◆ Exercise goal
Make an exact copy of the entries below with the pictures removed.

[Saved data entries]
+---+
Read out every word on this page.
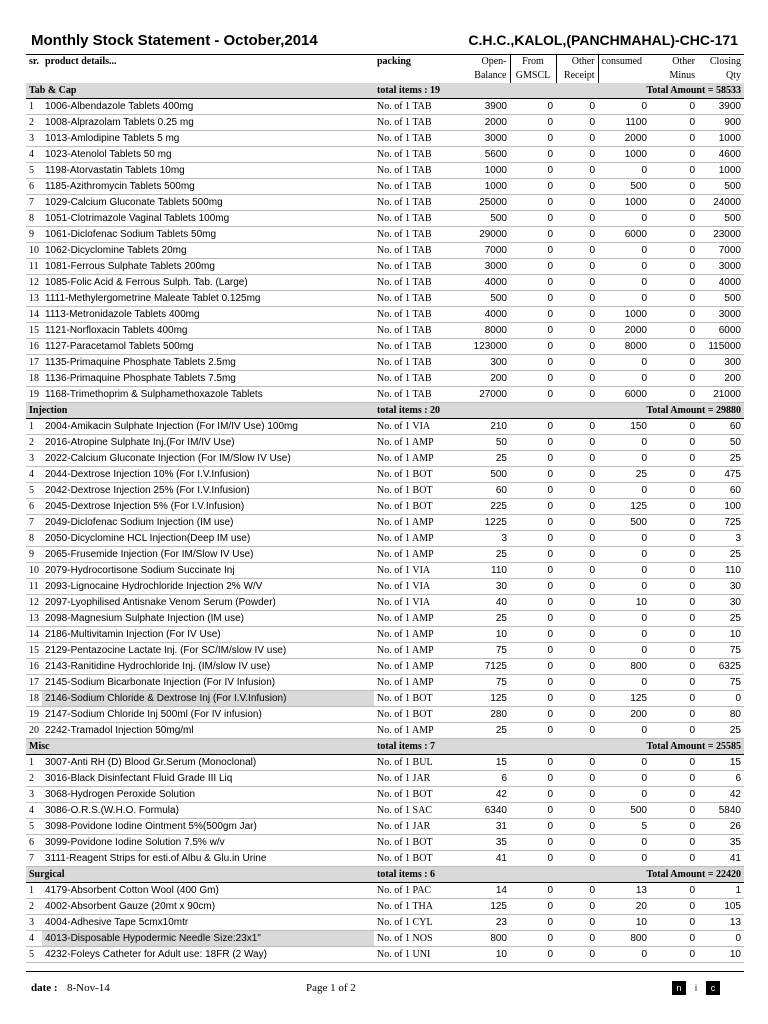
Monthly Stock Statement - October,2014	C.H.C.,KALOL,(PANCHMAHAL)-CHC-171
sr.	product details...	packing	Open-	From	Other	consumed	Other	Closing
			Balance	GMSCL	Receipt		Minus	Qty
Tab & Cap		total items : 19		Total Amount = 58533				
1	1006-Albendazole Tablets 400mg	No. of 1 TAB	3900	0	0	0	0	3900
2	1008-Alprazolam Tablets 0.25 mg	No. of 1 TAB	2000	0	0	1100	0	900
3	1013-Amlodipine Tablets 5 mg	No. of 1 TAB	3000	0	0	2000	0	1000
4	1023-Atenolol Tablets 50 mg	No. of 1 TAB	5600	0	0	1000	0	4600
5	1198-Atorvastatin Tablets 10mg	No. of 1 TAB	1000	0	0	0	0	1000
6	1185-Azithromycin Tablets 500mg	No. of 1 TAB	1000	0	0	500	0	500
7	1029-Calcium Gluconate Tablets 500mg	No. of 1 TAB	25000	0	0	1000	0	24000
8	1051-Clotrimazole Vaginal Tablets 100mg	No. of 1 TAB	500	0	0	0	0	500
9	1061-Diclofenac Sodium Tablets 50mg	No. of 1 TAB	29000	0	0	6000	0	23000
10	1062-Dicyclomine Tablets 20mg	No. of 1 TAB	7000	0	0	0	0	7000
11	1081-Ferrous Sulphate Tablets 200mg	No. of 1 TAB	3000	0	0	0	0	3000
12	1085-Folic Acid & Ferrous Sulph. Tab. (Large)	No. of 1 TAB	4000	0	0	0	0	4000
13	1111-Methylergometrine Maleate Tablet 0.125mg	No. of 1 TAB	500	0	0	0	0	500
14	1113-Metronidazole Tablets 400mg	No. of 1 TAB	4000	0	0	1000	0	3000
15	1121-Norfloxacin Tablets 400mg	No. of 1 TAB	8000	0	0	2000	0	6000
16	1127-Paracetamol Tablets 500mg	No. of 1 TAB	123000	0	0	8000	0	115000
17	1135-Primaquine Phosphate Tablets 2.5mg	No. of 1 TAB	300	0	0	0	0	300
18	1136-Primaquine Phosphate Tablets 7.5mg	No. of 1 TAB	200	0	0	0	0	200
19	1168-Trimethoprim & Sulphamethoxazole Tablets	No. of 1 TAB	27000	0	0	6000	0	21000
Injection		total items : 20		Total Amount = 29880				
1	2004-Amikacin Sulphate Injection (For IM/IV Use) 100mg	No. of 1 VIA	210	0	0	150	0	60
2	2016-Atropine Sulphate Inj.(For IM/IV Use)	No. of 1 AMP	50	0	0	0	0	50
3	2022-Calcium Gluconate Injection (For IM/Slow IV Use)	No. of 1 AMP	25	0	0	0	0	25
4	2044-Dextrose Injection 10% (For I.V.Infusion)	No. of 1 BOT	500	0	0	25	0	475
5	2042-Dextrose Injection 25% (For I.V.Infusion)	No. of 1 BOT	60	0	0	0	0	60
6	2045-Dextrose Injection 5% (For I.V.Infusion)	No. of 1 BOT	225	0	0	125	0	100
7	2049-Diclofenac Sodium Injection (IM use)	No. of 1 AMP	1225	0	0	500	0	725
8	2050-Dicyclomine HCL Injection(Deep IM use)	No. of 1 AMP	3	0	0	0	0	3
9	2065-Frusemide Injection (For IM/Slow IV Use)	No. of 1 AMP	25	0	0	0	0	25
10	2079-Hydrocortisone Sodium Succinate Inj	No. of 1 VIA	110	0	0	0	0	110
11	2093-Lignocaine Hydrochloride Injection 2% W/V	No. of 1 VIA	30	0	0	0	0	30
12	2097-Lyophilised Antisnake Venom Serum (Powder)	No. of 1 VIA	40	0	0	10	0	30
13	2098-Magnesium Sulphate Injection (IM use)	No. of 1 AMP	25	0	0	0	0	25
14	2186-Multivitamin Injection (For IV Use)	No. of 1 AMP	10	0	0	0	0	10
15	2129-Pentazocine Lactate Inj. (For SC/IM/slow IV use)	No. of 1 AMP	75	0	0	0	0	75
16	2143-Ranitidine Hydrochloride Inj. (IM/slow IV use)	No. of 1 AMP	7125	0	0	800	0	6325
17	2145-Sodium Bicarbonate Injection (For IV Infusion)	No. of 1 AMP	75	0	0	0	0	75
18	2146-Sodium Chloride & Dextrose Inj (For I.V.Infusion)	No. of 1 BOT	125	0	0	125	0	0
19	2147-Sodium Chloride Inj 500ml (For IV infusion)	No. of 1 BOT	280	0	0	200	0	80
20	2242-Tramadol Injection 50mg/ml	No. of 1 AMP	25	0	0	0	0	25
Misc		total items : 7		Total Amount = 25585				
1	3007-Anti RH (D) Blood Gr.Serum (Monoclonal)	No. of 1 BUL	15	0	0	0	0	15
2	3016-Black Disinfectant Fluid Grade III Liq	No. of 1 JAR	6	0	0	0	0	6
3	3068-Hydrogen Peroxide Solution	No. of 1 BOT	42	0	0	0	0	42
4	3086-O.R.S.(W.H.O. Formula)	No. of 1 SAC	6340	0	0	500	0	5840
5	3098-Povidone Iodine Ointment 5%(500gm Jar)	No. of 1 JAR	31	0	0	5	0	26
6	3099-Povidone Iodine Solution 7.5% w/v	No. of 1 BOT	35	0	0	0	0	35
7	3111-Reagent Strips for esti.of Albu & Glu.in Urine	No. of 1 BOT	41	0	0	0	0	41
Surgical		total items : 6		Total Amount = 22420				
1	4179-Absorbent Cotton Wool (400 Gm)	No. of 1 PAC	14	0	0	13	0	1
2	4002-Absorbent Gauze (20mt x 90cm)	No. of 1 THA	125	0	0	20	0	105
3	4004-Adhesive Tape 5cmx10mtr	No. of 1 CYL	23	0	0	10	0	13
4	4013-Disposable Hypodermic Needle Size:23x1"	No. of 1 NOS	800	0	0	800	0	0
5	4232-Foleys Catheter for Adult use: 18FR (2 Way)	No. of 1 UNI	10	0	0	0	0	10
date : 8-Nov-14	Page 1 of 2	n i c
+---+
◆ Output
Read out every word on this page.
Monthly Stock Statement - October,2014	C.H.C.,KALOL,(PANCHMAHAL)-CHC-171
sr.	product details...	packing	Open-	From	Other	consumed	Other	Closing
			Balance	GMSCL	Receipt		Minus	Qty
Tab & Cap		total items : 19		Total Amount = 58533				
1	1006-Albendazole Tablets 400mg	No. of 1 TAB	3900	0	0	0	0	3900
2	1008-Alprazolam Tablets 0.25 mg	No. of 1 TAB	2000	0	0	1100	0	900
3	1013-Amlodipine Tablets 5 mg	No. of 1 TAB	3000	0	0	2000	0	1000
4	1023-Atenolol Tablets 50 mg	No. of 1 TAB	5600	0	0	1000	0	4600
5	1198-Atorvastatin Tablets 10mg	No. of 1 TAB	1000	0	0	0	0	1000
6	1185-Azithromycin Tablets 500mg	No. of 1 TAB	1000	0	0	500	0	500
7	1029-Calcium Gluconate Tablets 500mg	No. of 1 TAB	25000	0	0	1000	0	24000
8	1051-Clotrimazole Vaginal Tablets 100mg	No. of 1 TAB	500	0	0	0	0	500
9	1061-Diclofenac Sodium Tablets 50mg	No. of 1 TAB	29000	0	0	6000	0	23000
10	1062-Dicyclomine Tablets 20mg	No. of 1 TAB	7000	0	0	0	0	7000
11	1081-Ferrous Sulphate Tablets 200mg	No. of 1 TAB	3000	0	0	0	0	3000
12	1085-Folic Acid & Ferrous Sulph. Tab. (Large)	No. of 1 TAB	4000	0	0	0	0	4000
13	1111-Methylergometrine Maleate Tablet 0.125mg	No. of 1 TAB	500	0	0	0	0	500
14	1113-Metronidazole Tablets 400mg	No. of 1 TAB	4000	0	0	1000	0	3000
15	1121-Norfloxacin Tablets 400mg	No. of 1 TAB	8000	0	0	2000	0	6000
16	1127-Paracetamol Tablets 500mg	No. of 1 TAB	123000	0	0	8000	0	115000
17	1135-Primaquine Phosphate Tablets 2.5mg	No. of 1 TAB	300	0	0	0	0	300
18	1136-Primaquine Phosphate Tablets 7.5mg	No. of 1 TAB	200	0	0	0	0	200
19	1168-Trimethoprim & Sulphamethoxazole Tablets	No. of 1 TAB	27000	0	0	6000	0	21000
Injection		total items : 20		Total Amount = 29880				
1	2004-Amikacin Sulphate Injection (For IM/IV Use) 100mg	No. of 1 VIA	210	0	0	150	0	60
2	2016-Atropine Sulphate Inj.(For IM/IV Use)	No. of 1 AMP	50	0	0	0	0	50
3	2022-Calcium Gluconate Injection (For IM/Slow IV Use)	No. of 1 AMP	25	0	0	0	0	25
4	2044-Dextrose Injection 10% (For I.V.Infusion)	No. of 1 BOT	500	0	0	25	0	475
5	2042-Dextrose Injection 25% (For I.V.Infusion)	No. of 1 BOT	60	0	0	0	0	60
6	2045-Dextrose Injection 5% (For I.V.Infusion)	No. of 1 BOT	225	0	0	125	0	100
7	2049-Diclofenac Sodium Injection (IM use)	No. of 1 AMP	1225	0	0	500	0	725
8	2050-Dicyclomine HCL Injection(Deep IM use)	No. of 1 AMP	3	0	0	0	0	3
9	2065-Frusemide Injection (For IM/Slow IV Use)	No. of 1 AMP	25	0	0	0	0	25
10	2079-Hydrocortisone Sodium Succinate Inj	No. of 1 VIA	110	0	0	0	0	110
11	2093-Lignocaine Hydrochloride Injection 2% W/V	No. of 1 VIA	30	0	0	0	0	30
12	2097-Lyophilised Antisnake Venom Serum (Powder)	No. of 1 VIA	40	0	0	10	0	30
13	2098-Magnesium Sulphate Injection (IM use)	No. of 1 AMP	25	0	0	0	0	25
14	2186-Multivitamin Injection (For IV Use)	No. of 1 AMP	10	0	0	0	0	10
15	2129-Pentazocine Lactate Inj. (For SC/IM/slow IV use)	No. of 1 AMP	75	0	0	0	0	75
16	2143-Ranitidine Hydrochloride Inj. (IM/slow IV use)	No. of 1 AMP	7125	0	0	800	0	6325
17	2145-Sodium Bicarbonate Injection (For IV Infusion)	No. of 1 AMP	75	0	0	0	0	75
18	2146-Sodium Chloride & Dextrose Inj (For I.V.Infusion)	No. of 1 BOT	125	0	0	125	0	0
19	2147-Sodium Chloride Inj 500ml (For IV infusion)	No. of 1 BOT	280	0	0	200	0	80
20	2242-Tramadol Injection 50mg/ml	No. of 1 AMP	25	0	0	0	0	25
Misc		total items : 7		Total Amount = 25585				
1	3007-Anti RH (D) Blood Gr.Serum (Monoclonal)	No. of 1 BUL	15	0	0	0	0	15
2	3016-Black Disinfectant Fluid Grade III Liq	No. of 1 JAR	6	0	0	0	0	6
3	3068-Hydrogen Peroxide Solution	No. of 1 BOT	42	0	0	0	0	42
4	3086-O.R.S.(W.H.O. Formula)	No. of 1 SAC	6340	0	0	500	0	5840
5	3098-Povidone Iodine Ointment 5%(500gm Jar)	No. of 1 JAR	31	0	0	5	0	26
6	3099-Povidone Iodine Solution 7.5% w/v	No. of 1 BOT	35	0	0	0	0	35
7	3111-Reagent Strips for esti.of Albu & Glu.in Urine	No. of 1 BOT	41	0	0	0	0	41
Surgical		total items : 6		Total Amount = 22420				
1	4179-Absorbent Cotton Wool (400 Gm)	No. of 1 PAC	14	0	0	13	0	1
2	4002-Absorbent Gauze (20mt x 90cm)	No. of 1 THA	125	0	0	20	0	105
3	4004-Adhesive Tape 5cmx10mtr	No. of 1 CYL	23	0	0	10	0	13
4	4013-Disposable Hypodermic Needle Size:23x1"	No. of 1 NOS	800	0	0	800	0	0
5	4232-Foleys Catheter for Adult use: 18FR (2 Way)	No. of 1 UNI	10	0	0	0	0	10
date : 8-Nov-14	Page 1 of 2	n i c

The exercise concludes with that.